JOB
Could you transcribe every record below exactly as written, leaving out any pictures?

(begin)

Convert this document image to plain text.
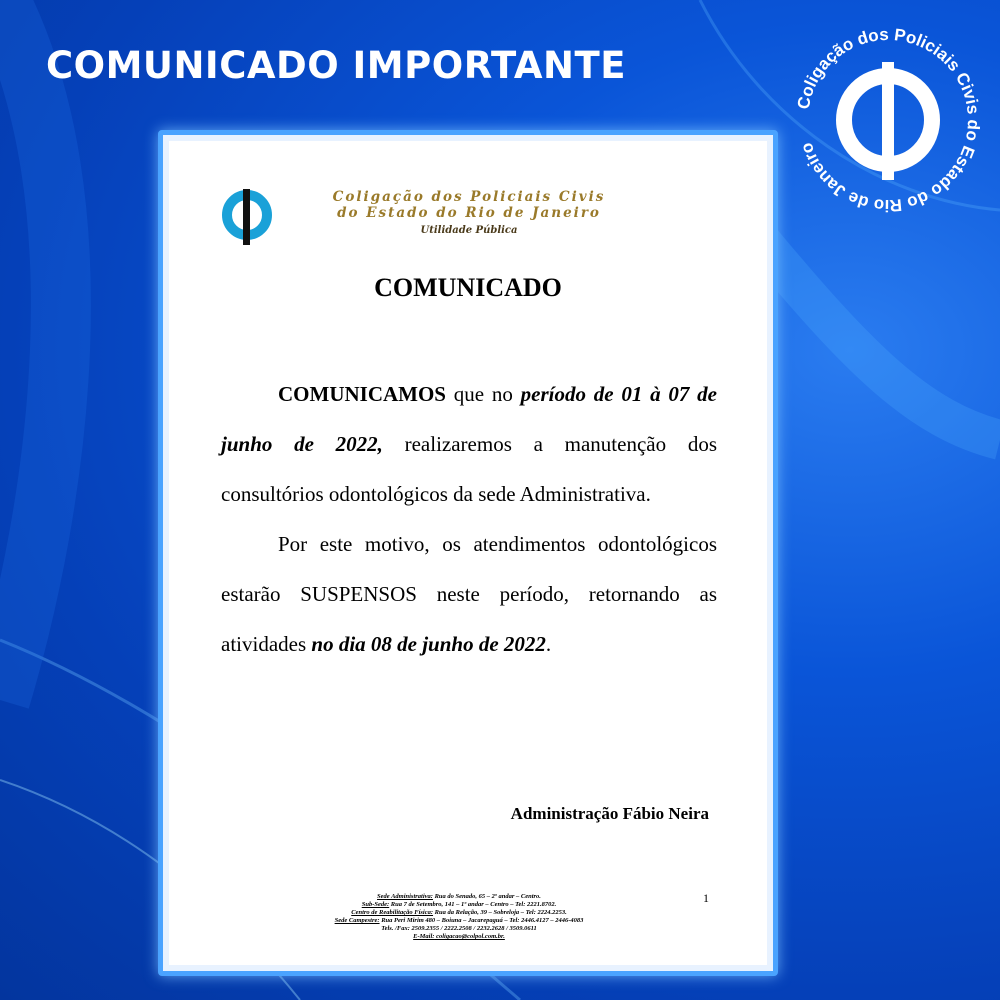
COMUNICADO IMPORTANTE
Coligação dos Policiais Civis do Estado do Rio de Janeiro
Coligação dos Policiais Civis
do Estado do Rio de Janeiro
Utilidade Pública
COMUNICADO

COMUNICAMOS que no período de 01 à 07 de junho de 2022, realizaremos a manutenção dos consultórios odontológicos da sede Administrativa.

Por este motivo, os atendimentos odontológicos estarão SUSPENSOS neste período, retornando as atividades no dia 08 de junho de 2022.

Administração Fábio Neira
1
Sede Administrativa: Rua do Senado, 65 – 2º andar – Centro.
Sub-Sede: Rua 7 de Setembro, 141 – 1º andar – Centro – Tel: 2221.8702.
Centro de Reabilitação Física: Rua da Relação, 39 – Sobreloja – Tel: 2224.2253.
Sede Campestre: Rua Peri Mirim 480 – Boiuna – Jacarepaguá – Tel: 2446.4127 – 2446-4083
Tels. /Fax: 2509.2355 / 2222.2508 / 2232.2628 / 3509.0611
E-Mail: coligacao@colpol.com.br.
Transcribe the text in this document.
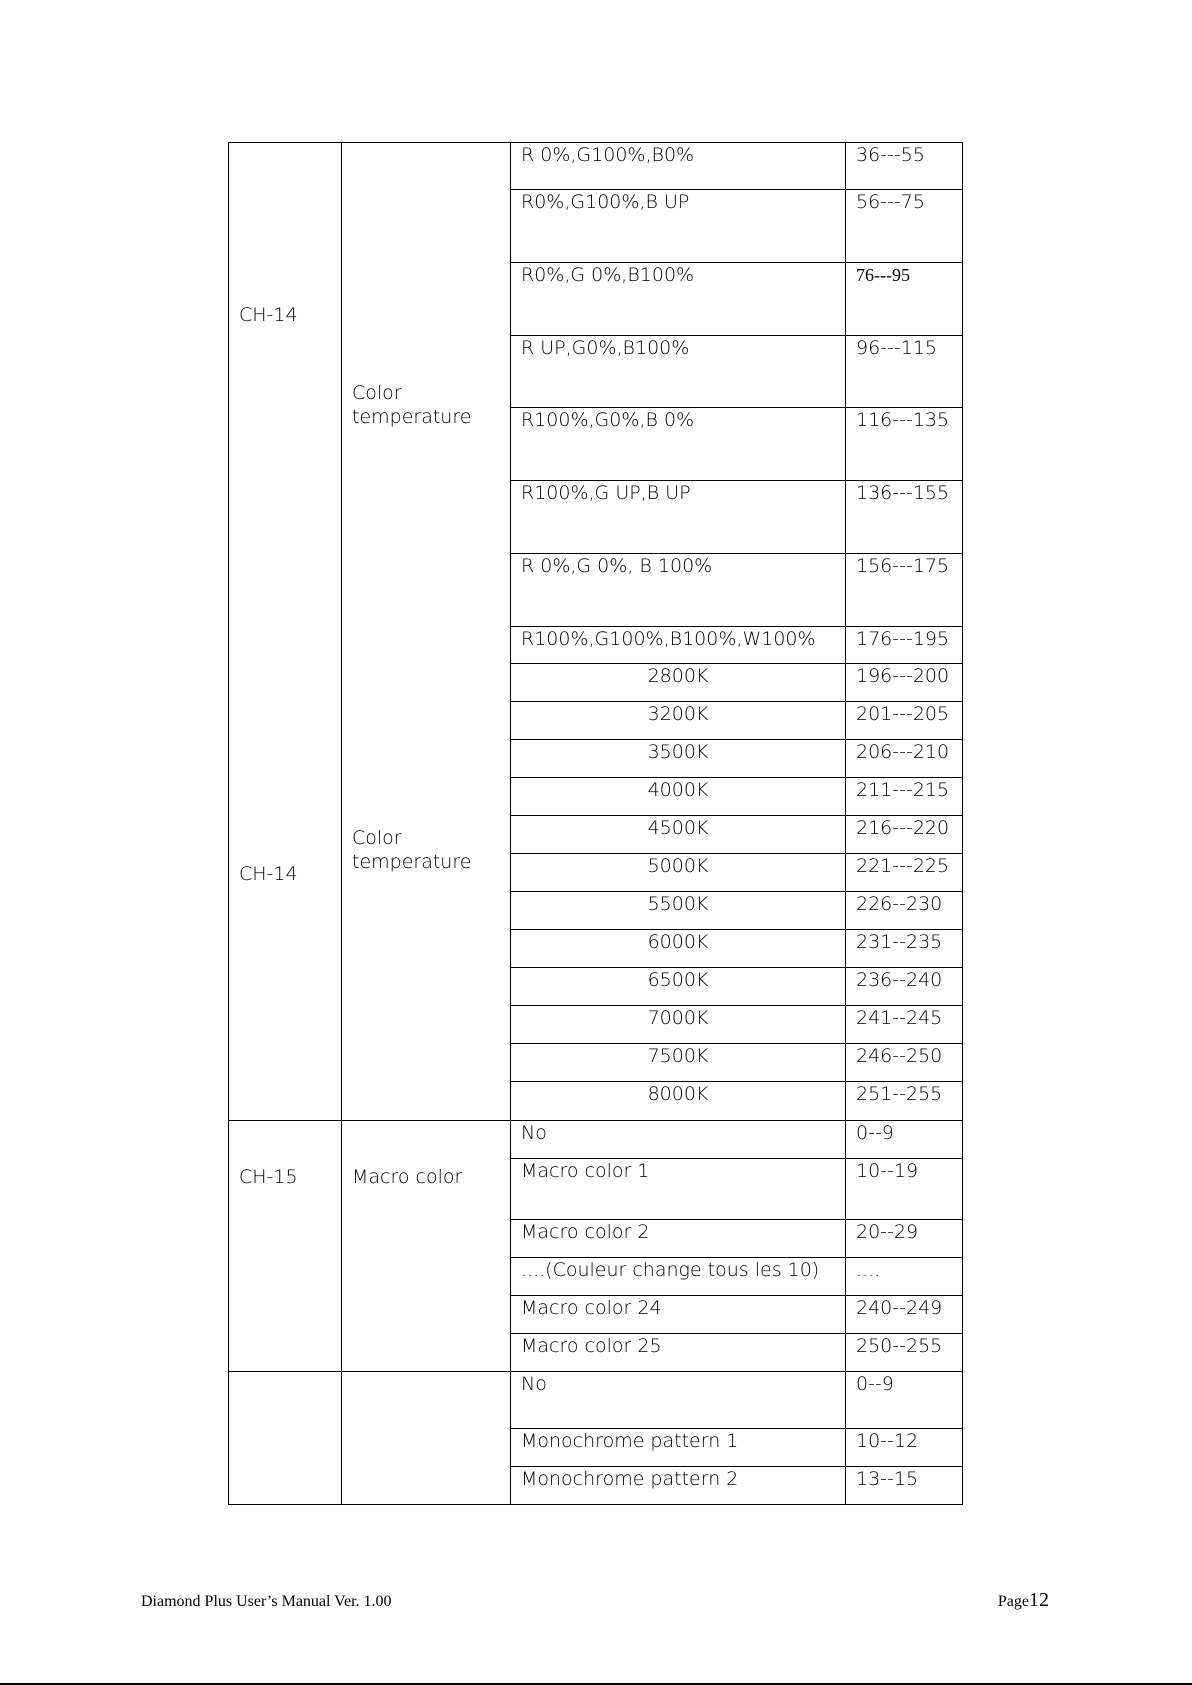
CH-14	Color temperature	R 0%,G100%,B0%	36---55
		R0%,G100%,B UP	56---75
		R0%,G 0%,B100%	76---95
		R UP,G0%,B100%	96---115
		R100%,G0%,B 0%	116---135
		R100%,G UP,B UP	136---155
		R 0%,G 0%, B 100%	156---175
		R100%,G100%,B100%,W100%	176---195

CH-14	Color temperature	2800K	196---200
		3200K	201---205
		3500K	206---210
		4000K	211---215
		4500K	216---220
		5000K	221---225
		5500K	226--230
		6000K	231--235
		6500K	236--240
		7000K	241--245
		7500K	246--250
		8000K	251--255
CH-15	Macro color	No	0--9
		Macro color 1	10--19
		Macro color 2	20--29
		....(Couleur change tous les 10)	....
		Macro color 24	240--249
		Macro color 25	250--255
		No	0--9
		Monochrome pattern 1	10--12
		Monochrome pattern 2	13--15
Diamond Plus User’s Manual Ver. 1.00	Page12
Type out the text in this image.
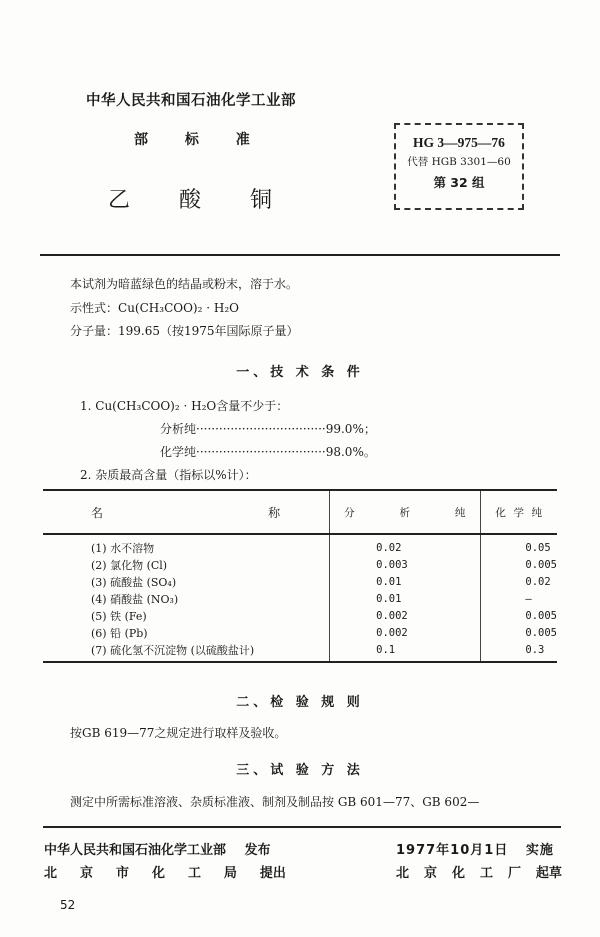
中华人民共和国石油化学工业部
部	标	准
乙 酸 铜
HG 3—975—76
代替 HGB 3301—60
第 32 组
本试剂为暗蓝绿色的结晶或粉末，溶于水。
示性式：Cu(CH₃COO)₂ · H₂O
分子量：199.65（按1975年国际原子量）
一、技 术 条 件
1. Cu(CH₃COO)₂ · H₂O含量不少于：
分析纯··································99.0%；
化学纯··································98.0%。
2. 杂质最高含量（指标以%计）：
名 称	分 析 纯	化 学 纯

(1) 水不溶物	0.02	0.05
(2) 氯化物 (Cl)	0.003	0.005
(3) 硫酸盐 (SO₄)	0.01	0.02
(4) 硝酸盐 (NO₃)	0.01	—
(5) 铁 (Fe)	0.002	0.005
(6) 铅 (Pb)	0.002	0.005
(7) 硫化氢不沉淀物 (以硫酸盐计)	0.1	0.3
二、检 验 规 则
按GB 619—77之规定进行取样及验收。
三、试 验 方 法
测定中所需标准溶液、杂质标准液、制剂及制品按 GB 601—77、GB 602—
中华人民共和国石油化学工业部 发布
北 京 市 化 工 局 提出
1977年10月1日 实施
北 京 化 工 厂 起草
52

(end)

WRITTEN REPLY
Convert this document image to plain text.
COMUNICADO IMPORTANTE
Coligação dos Policiais Civis do Estado do Rio de Janeiro
Coligação dos Policiais Civis
do Estado do Rio de Janeiro
Utilidade Pública
COMUNICADO

COMUNICAMOS que no período de 01 à 07 de junho de 2022, realizaremos a manutenção dos consultórios odontológicos da sede Administrativa.

Por este motivo, os atendimentos odontológicos estarão SUSPENSOS neste período, retornando as atividades no dia 08 de junho de 2022.

Administração Fábio Neira
1
Sede Administrativa: Rua do Senado, 65 – 2º andar – Centro.
Sub-Sede: Rua 7 de Setembro, 141 – 1º andar – Centro – Tel: 2221.8702.
Centro de Reabilitação Física: Rua da Relação, 39 – Sobreloja – Tel: 2224.2253.
Sede Campestre: Rua Peri Mirim 480 – Boiuna – Jacarepaguá – Tel: 2446.4127 – 2446-4083
Tels. /Fax: 2509.2355 / 2222.2508 / 2232.2628 / 3509.0611
E-Mail: coligacao@colpol.com.br.
Transcribe the text in this document.
CH-14	Color temperature	R 0%,G100%,B0%	36---55
		R0%,G100%,B UP	56---75
		R0%,G 0%,B100%	76---95
		R UP,G0%,B100%	96---115
		R100%,G0%,B 0%	116---135
		R100%,G UP,B UP	136---155
		R 0%,G 0%, B 100%	156---175
		R100%,G100%,B100%,W100%	176---195

CH-14	Color temperature	2800K	196---200
		3200K	201---205
		3500K	206---210
		4000K	211---215
		4500K	216---220
		5000K	221---225
		5500K	226--230
		6000K	231--235
		6500K	236--240
		7000K	241--245
		7500K	246--250
		8000K	251--255
CH-15	Macro color	No	0--9
		Macro color 1	10--19
		Macro color 2	20--29
		....(Couleur change tous les 10)	....
		Macro color 24	240--249
		Macro color 25	250--255
		No	0--9
		Monochrome pattern 1	10--12
		Monochrome pattern 2	13--15
Diamond Plus User’s Manual Ver. 1.00	Page12
Type out the text in this image.
中华人民共和国石油化学工业部
部	标	准
乙 酸 铜
HG 3—975—76
代替 HGB 3301—60
第 32 组
本试剂为暗蓝绿色的结晶或粉末，溶于水。
示性式：Cu(CH₃COO)₂ · H₂O
分子量：199.65（按1975年国际原子量）
一、技 术 条 件
1. Cu(CH₃COO)₂ · H₂O含量不少于：
分析纯··································99.0%；
化学纯··································98.0%。
2. 杂质最高含量（指标以%计）：
名 称	分 析 纯	化 学 纯

(1) 水不溶物	0.02	0.05
(2) 氯化物 (Cl)	0.003	0.005
(3) 硫酸盐 (SO₄)	0.01	0.02
(4) 硝酸盐 (NO₃)	0.01	—
(5) 铁 (Fe)	0.002	0.005
(6) 铅 (Pb)	0.002	0.005
(7) 硫化氢不沉淀物 (以硫酸盐计)	0.1	0.3
二、检 验 规 则
按GB 619—77之规定进行取样及验收。
三、试 验 方 法
测定中所需标准溶液、杂质标准液、制剂及制品按 GB 601—77、GB 602—
中华人民共和国石油化学工业部 发布
北 京 市 化 工 局 提出
1977年10月1日 实施
北 京 化 工 厂 起草
52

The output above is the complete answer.